Exercise description — Rewrite the listing below, swapping each "xyxy" for "bbox" and keeping everything else the same. Omit the pictures from your answer.

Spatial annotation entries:
+++

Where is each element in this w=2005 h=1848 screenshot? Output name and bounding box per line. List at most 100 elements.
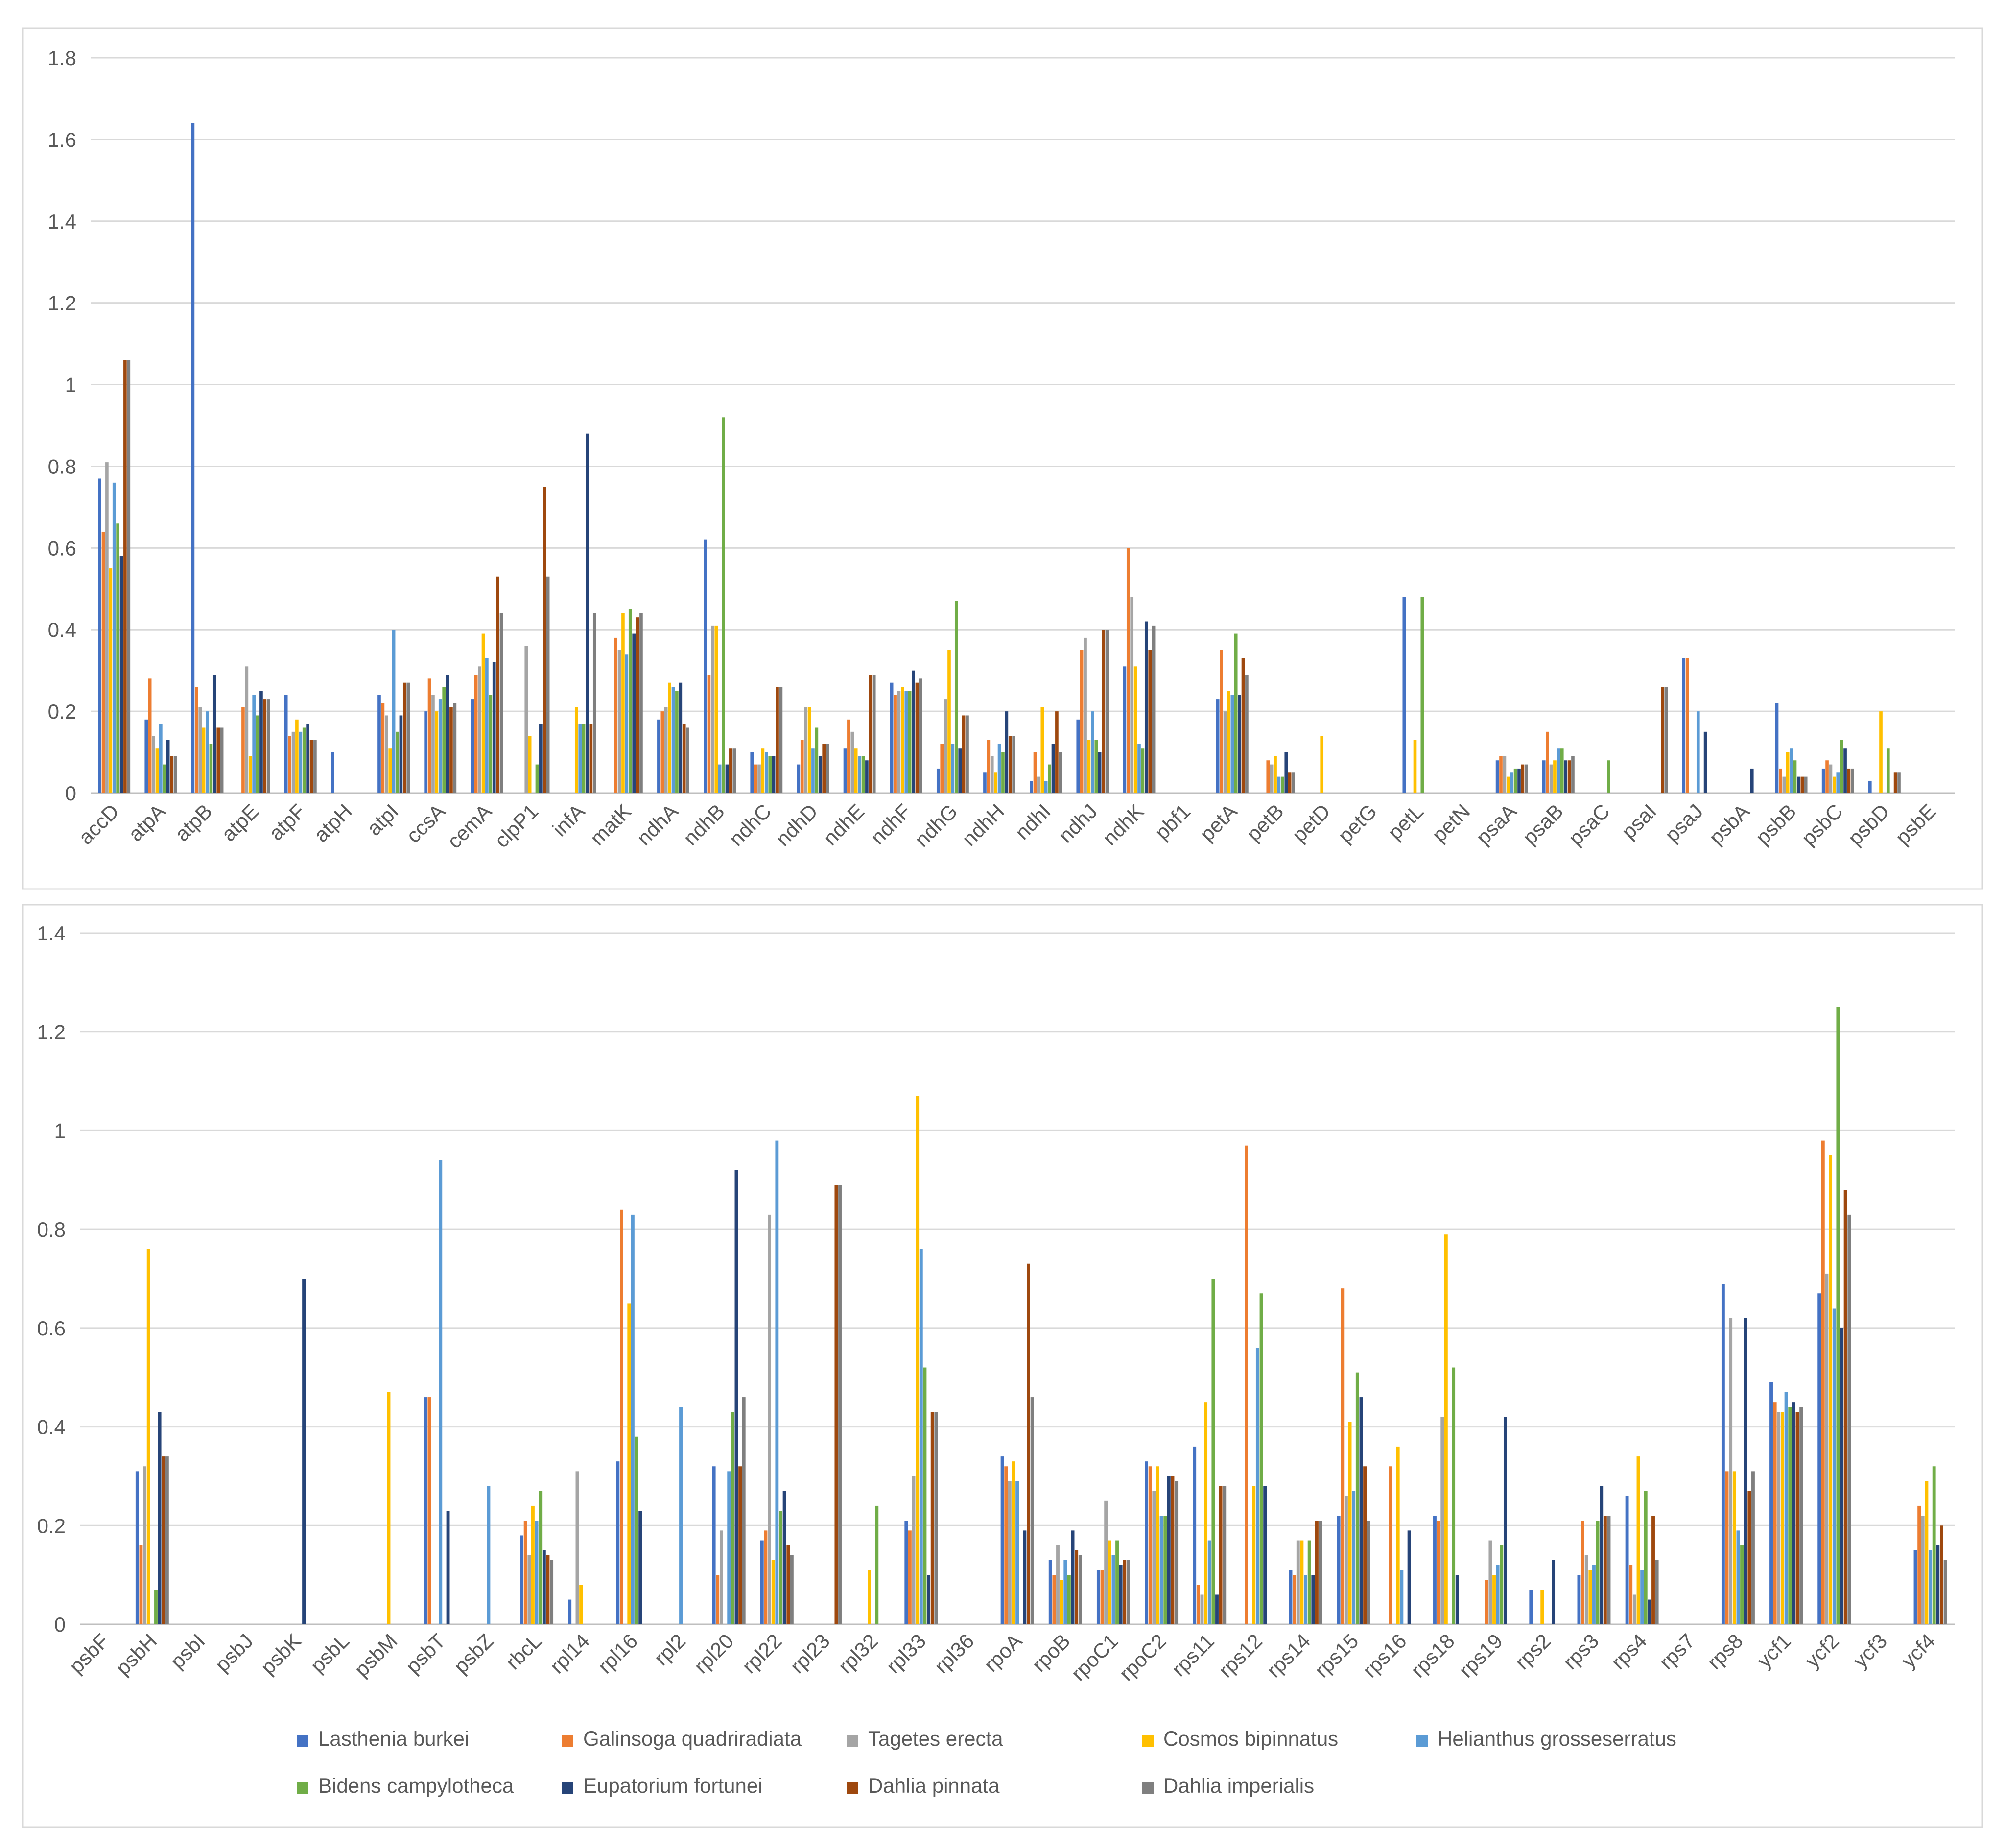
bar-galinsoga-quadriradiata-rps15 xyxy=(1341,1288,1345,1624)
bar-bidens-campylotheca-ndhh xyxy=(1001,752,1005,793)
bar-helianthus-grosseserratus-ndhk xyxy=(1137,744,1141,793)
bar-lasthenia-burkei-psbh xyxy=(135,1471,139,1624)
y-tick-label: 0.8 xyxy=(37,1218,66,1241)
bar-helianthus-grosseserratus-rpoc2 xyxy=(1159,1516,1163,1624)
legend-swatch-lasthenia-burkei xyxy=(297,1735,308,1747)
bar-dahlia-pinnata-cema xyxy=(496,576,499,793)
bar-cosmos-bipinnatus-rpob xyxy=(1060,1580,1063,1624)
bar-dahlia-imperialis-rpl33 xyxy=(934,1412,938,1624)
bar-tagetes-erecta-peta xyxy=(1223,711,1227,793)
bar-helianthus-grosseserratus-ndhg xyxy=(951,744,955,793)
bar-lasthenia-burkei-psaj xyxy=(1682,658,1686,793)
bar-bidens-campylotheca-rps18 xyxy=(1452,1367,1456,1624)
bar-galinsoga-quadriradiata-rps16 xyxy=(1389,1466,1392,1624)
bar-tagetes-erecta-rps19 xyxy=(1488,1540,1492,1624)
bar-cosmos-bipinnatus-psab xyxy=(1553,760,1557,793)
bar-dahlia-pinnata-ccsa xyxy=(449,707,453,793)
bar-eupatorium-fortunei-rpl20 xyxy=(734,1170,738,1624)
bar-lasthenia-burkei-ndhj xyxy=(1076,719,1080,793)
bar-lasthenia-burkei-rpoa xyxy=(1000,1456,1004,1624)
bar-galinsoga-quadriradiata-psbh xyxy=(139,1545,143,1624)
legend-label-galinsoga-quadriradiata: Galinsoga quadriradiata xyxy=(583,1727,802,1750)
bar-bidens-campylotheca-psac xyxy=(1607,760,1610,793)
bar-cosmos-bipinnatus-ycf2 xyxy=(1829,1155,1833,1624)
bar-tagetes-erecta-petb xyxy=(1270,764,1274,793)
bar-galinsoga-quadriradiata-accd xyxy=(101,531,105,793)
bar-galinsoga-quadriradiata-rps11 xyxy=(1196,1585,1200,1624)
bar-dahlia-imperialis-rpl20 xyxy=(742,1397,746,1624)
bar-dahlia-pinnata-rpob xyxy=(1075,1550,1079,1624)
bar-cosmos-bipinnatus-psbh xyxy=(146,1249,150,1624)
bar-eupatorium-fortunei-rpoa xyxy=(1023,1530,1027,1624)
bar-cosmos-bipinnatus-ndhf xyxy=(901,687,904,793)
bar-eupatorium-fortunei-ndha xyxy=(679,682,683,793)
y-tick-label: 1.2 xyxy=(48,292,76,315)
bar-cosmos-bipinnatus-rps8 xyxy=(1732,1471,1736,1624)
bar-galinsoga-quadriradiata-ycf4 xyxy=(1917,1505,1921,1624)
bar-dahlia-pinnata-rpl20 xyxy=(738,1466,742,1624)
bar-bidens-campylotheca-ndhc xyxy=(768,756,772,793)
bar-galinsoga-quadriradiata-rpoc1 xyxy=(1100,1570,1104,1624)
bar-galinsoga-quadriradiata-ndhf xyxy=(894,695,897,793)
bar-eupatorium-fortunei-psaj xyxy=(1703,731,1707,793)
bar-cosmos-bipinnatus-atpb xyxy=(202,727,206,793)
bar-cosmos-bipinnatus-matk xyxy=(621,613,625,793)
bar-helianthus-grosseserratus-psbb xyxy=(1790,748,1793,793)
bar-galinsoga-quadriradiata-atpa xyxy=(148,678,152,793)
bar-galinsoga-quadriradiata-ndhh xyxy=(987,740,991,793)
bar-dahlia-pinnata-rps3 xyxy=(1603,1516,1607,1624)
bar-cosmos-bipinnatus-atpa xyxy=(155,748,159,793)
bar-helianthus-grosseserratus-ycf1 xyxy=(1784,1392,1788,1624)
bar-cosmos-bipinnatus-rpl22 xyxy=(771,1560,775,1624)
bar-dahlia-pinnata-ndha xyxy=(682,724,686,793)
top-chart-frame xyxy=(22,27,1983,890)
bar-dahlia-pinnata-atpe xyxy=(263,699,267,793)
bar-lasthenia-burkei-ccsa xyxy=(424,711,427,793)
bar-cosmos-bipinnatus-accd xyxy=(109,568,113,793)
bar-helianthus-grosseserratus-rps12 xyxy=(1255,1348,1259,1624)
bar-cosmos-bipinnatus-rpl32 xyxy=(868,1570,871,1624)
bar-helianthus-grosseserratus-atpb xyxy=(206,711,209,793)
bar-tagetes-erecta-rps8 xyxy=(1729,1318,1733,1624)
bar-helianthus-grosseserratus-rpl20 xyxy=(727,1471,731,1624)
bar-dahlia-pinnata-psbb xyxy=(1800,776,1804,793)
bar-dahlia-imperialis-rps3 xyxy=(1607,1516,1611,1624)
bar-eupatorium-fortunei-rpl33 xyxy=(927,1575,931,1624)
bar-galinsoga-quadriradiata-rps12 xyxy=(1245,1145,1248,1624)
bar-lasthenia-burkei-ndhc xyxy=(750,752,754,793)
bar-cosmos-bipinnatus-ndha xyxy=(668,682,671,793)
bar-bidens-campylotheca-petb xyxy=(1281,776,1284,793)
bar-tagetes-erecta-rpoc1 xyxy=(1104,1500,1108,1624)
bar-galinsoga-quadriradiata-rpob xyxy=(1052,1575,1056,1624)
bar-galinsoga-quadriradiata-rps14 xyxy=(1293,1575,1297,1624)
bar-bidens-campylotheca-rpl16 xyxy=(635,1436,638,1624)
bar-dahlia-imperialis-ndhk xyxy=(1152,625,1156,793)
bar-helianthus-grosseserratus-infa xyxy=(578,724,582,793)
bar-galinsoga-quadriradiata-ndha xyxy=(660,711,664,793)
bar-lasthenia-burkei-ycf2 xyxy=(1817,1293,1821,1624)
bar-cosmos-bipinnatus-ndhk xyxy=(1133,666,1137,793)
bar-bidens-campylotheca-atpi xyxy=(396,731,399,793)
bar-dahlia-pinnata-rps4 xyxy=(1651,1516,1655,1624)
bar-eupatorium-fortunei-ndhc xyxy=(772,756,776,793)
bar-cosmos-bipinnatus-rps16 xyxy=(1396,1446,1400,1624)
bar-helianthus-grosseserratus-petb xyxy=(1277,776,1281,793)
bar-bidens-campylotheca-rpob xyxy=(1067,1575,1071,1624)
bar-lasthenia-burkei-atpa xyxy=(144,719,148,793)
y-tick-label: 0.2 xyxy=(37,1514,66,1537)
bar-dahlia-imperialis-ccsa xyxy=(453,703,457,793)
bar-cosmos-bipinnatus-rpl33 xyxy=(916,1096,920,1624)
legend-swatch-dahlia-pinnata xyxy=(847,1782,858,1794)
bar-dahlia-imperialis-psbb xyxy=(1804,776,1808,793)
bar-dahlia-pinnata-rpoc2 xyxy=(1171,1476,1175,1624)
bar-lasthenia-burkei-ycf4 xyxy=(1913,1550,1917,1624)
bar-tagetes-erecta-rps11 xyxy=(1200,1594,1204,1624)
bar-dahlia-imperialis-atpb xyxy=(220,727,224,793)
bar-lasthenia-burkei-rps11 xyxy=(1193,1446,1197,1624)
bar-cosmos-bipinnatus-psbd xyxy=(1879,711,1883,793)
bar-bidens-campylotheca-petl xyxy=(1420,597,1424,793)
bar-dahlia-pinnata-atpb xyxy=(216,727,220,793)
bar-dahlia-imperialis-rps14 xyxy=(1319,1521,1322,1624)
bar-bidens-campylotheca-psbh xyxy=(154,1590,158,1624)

+++

Solution to the exercise —
Where is each element in this w=2005 h=1848 screenshot? Output name and bounding box per line. List at most 100 elements.
bar-galinsoga-quadriradiata-rps15 bbox=(1341,1288,1345,1624)
bar-bidens-campylotheca-ndhh bbox=(1001,752,1005,793)
bar-helianthus-grosseserratus-ndhk bbox=(1137,744,1141,793)
bar-lasthenia-burkei-psbh bbox=(135,1471,139,1624)
y-tick-label: 0.8 bbox=(37,1218,66,1241)
bar-helianthus-grosseserratus-rpoc2 bbox=(1159,1516,1163,1624)
legend-swatch-lasthenia-burkei bbox=(297,1735,308,1747)
bar-dahlia-pinnata-cema bbox=(496,576,499,793)
bar-cosmos-bipinnatus-rpob bbox=(1060,1580,1063,1624)
bar-dahlia-imperialis-rpl33 bbox=(934,1412,938,1624)
bar-tagetes-erecta-peta bbox=(1223,711,1227,793)
bar-helianthus-grosseserratus-ndhg bbox=(951,744,955,793)
bar-lasthenia-burkei-psaj bbox=(1682,658,1686,793)
bar-bidens-campylotheca-rps18 bbox=(1452,1367,1456,1624)
bar-galinsoga-quadriradiata-rps16 bbox=(1389,1466,1392,1624)
bar-tagetes-erecta-rps19 bbox=(1488,1540,1492,1624)
bar-cosmos-bipinnatus-psab bbox=(1553,760,1557,793)
bar-dahlia-pinnata-ccsa bbox=(449,707,453,793)
bar-eupatorium-fortunei-rpl20 bbox=(734,1170,738,1624)
bar-lasthenia-burkei-ndhj bbox=(1076,719,1080,793)
bar-lasthenia-burkei-rpoa bbox=(1000,1456,1004,1624)
bar-galinsoga-quadriradiata-psbh bbox=(139,1545,143,1624)
legend-label-galinsoga-quadriradiata: Galinsoga quadriradiata bbox=(583,1727,802,1750)
bar-bidens-campylotheca-psac bbox=(1607,760,1610,793)
bar-cosmos-bipinnatus-ycf2 bbox=(1829,1155,1833,1624)
bar-tagetes-erecta-petb bbox=(1270,764,1274,793)
bar-galinsoga-quadriradiata-accd bbox=(101,531,105,793)
bar-galinsoga-quadriradiata-rps11 bbox=(1196,1585,1200,1624)
bar-dahlia-imperialis-rpl20 bbox=(742,1397,746,1624)
bar-dahlia-pinnata-rpob bbox=(1075,1550,1079,1624)
bar-cosmos-bipinnatus-psbh bbox=(146,1249,150,1624)
bar-eupatorium-fortunei-rpoa bbox=(1023,1530,1027,1624)
bar-cosmos-bipinnatus-ndhf bbox=(901,687,904,793)
bar-eupatorium-fortunei-ndha bbox=(679,682,683,793)
y-tick-label: 1.2 bbox=(48,292,76,315)
bar-cosmos-bipinnatus-rps8 bbox=(1732,1471,1736,1624)
bar-galinsoga-quadriradiata-ycf4 bbox=(1917,1505,1921,1624)
bar-dahlia-pinnata-rpl20 bbox=(738,1466,742,1624)
bar-bidens-campylotheca-ndhc bbox=(768,756,772,793)
bar-galinsoga-quadriradiata-rpoc1 bbox=(1100,1570,1104,1624)
bar-galinsoga-quadriradiata-ndhf bbox=(894,695,897,793)
bar-eupatorium-fortunei-psaj bbox=(1703,731,1707,793)
bar-cosmos-bipinnatus-atpb bbox=(202,727,206,793)
bar-cosmos-bipinnatus-matk bbox=(621,613,625,793)
bar-helianthus-grosseserratus-psbb bbox=(1790,748,1793,793)
bar-galinsoga-quadriradiata-atpa bbox=(148,678,152,793)
bar-galinsoga-quadriradiata-ndhh bbox=(987,740,991,793)
bar-dahlia-pinnata-rps3 bbox=(1603,1516,1607,1624)
bar-cosmos-bipinnatus-atpa bbox=(155,748,159,793)
bar-helianthus-grosseserratus-ycf1 bbox=(1784,1392,1788,1624)
bar-cosmos-bipinnatus-rpl22 bbox=(771,1560,775,1624)
bar-dahlia-pinnata-ndha bbox=(682,724,686,793)
top-chart-frame bbox=(22,27,1983,890)
bar-dahlia-pinnata-atpe bbox=(263,699,267,793)
bar-lasthenia-burkei-ccsa bbox=(424,711,427,793)
bar-cosmos-bipinnatus-accd bbox=(109,568,113,793)
bar-helianthus-grosseserratus-rps12 bbox=(1255,1348,1259,1624)
bar-cosmos-bipinnatus-rpl32 bbox=(868,1570,871,1624)
bar-helianthus-grosseserratus-atpb bbox=(206,711,209,793)
bar-tagetes-erecta-rps8 bbox=(1729,1318,1733,1624)
bar-helianthus-grosseserratus-rpl20 bbox=(727,1471,731,1624)
bar-dahlia-pinnata-psbb bbox=(1800,776,1804,793)
bar-dahlia-imperialis-rps3 bbox=(1607,1516,1611,1624)
bar-eupatorium-fortunei-rpl33 bbox=(927,1575,931,1624)
bar-galinsoga-quadriradiata-rps12 bbox=(1245,1145,1248,1624)
bar-lasthenia-burkei-ndhc bbox=(750,752,754,793)
bar-cosmos-bipinnatus-ndha bbox=(668,682,671,793)
bar-bidens-campylotheca-petb bbox=(1281,776,1284,793)
bar-tagetes-erecta-rpoc1 bbox=(1104,1500,1108,1624)
bar-galinsoga-quadriradiata-rpob bbox=(1052,1575,1056,1624)
bar-galinsoga-quadriradiata-rps14 bbox=(1293,1575,1297,1624)
bar-bidens-campylotheca-rpl16 bbox=(635,1436,638,1624)
bar-dahlia-imperialis-ndhk bbox=(1152,625,1156,793)
bar-helianthus-grosseserratus-infa bbox=(578,724,582,793)
bar-galinsoga-quadriradiata-ndha bbox=(660,711,664,793)
bar-lasthenia-burkei-ycf2 bbox=(1817,1293,1821,1624)
bar-cosmos-bipinnatus-ndhk bbox=(1133,666,1137,793)
bar-bidens-campylotheca-atpi bbox=(396,731,399,793)
bar-dahlia-pinnata-rps4 bbox=(1651,1516,1655,1624)
bar-eupatorium-fortunei-ndhc bbox=(772,756,776,793)
bar-cosmos-bipinnatus-rps16 bbox=(1396,1446,1400,1624)
bar-helianthus-grosseserratus-petb bbox=(1277,776,1281,793)
bar-bidens-campylotheca-rpob bbox=(1067,1575,1071,1624)
bar-lasthenia-burkei-atpa bbox=(144,719,148,793)
y-tick-label: 0.2 bbox=(37,1514,66,1537)
bar-dahlia-imperialis-ccsa bbox=(453,703,457,793)
bar-cosmos-bipinnatus-rpl33 bbox=(916,1096,920,1624)
legend-swatch-dahlia-pinnata bbox=(847,1782,858,1794)
bar-dahlia-imperialis-psbb bbox=(1804,776,1808,793)
bar-dahlia-pinnata-rpoc2 bbox=(1171,1476,1175,1624)
bar-lasthenia-burkei-ycf4 bbox=(1913,1550,1917,1624)
bar-tagetes-erecta-rps11 bbox=(1200,1594,1204,1624)
bar-dahlia-imperialis-atpb bbox=(220,727,224,793)
bar-lasthenia-burkei-rps11 bbox=(1193,1446,1197,1624)
bar-cosmos-bipinnatus-psbd bbox=(1879,711,1883,793)
bar-bidens-campylotheca-petl bbox=(1420,597,1424,793)
bar-dahlia-pinnata-atpb bbox=(216,727,220,793)
bar-dahlia-imperialis-rps14 bbox=(1319,1521,1322,1624)
bar-bidens-campylotheca-psbh bbox=(154,1590,158,1624)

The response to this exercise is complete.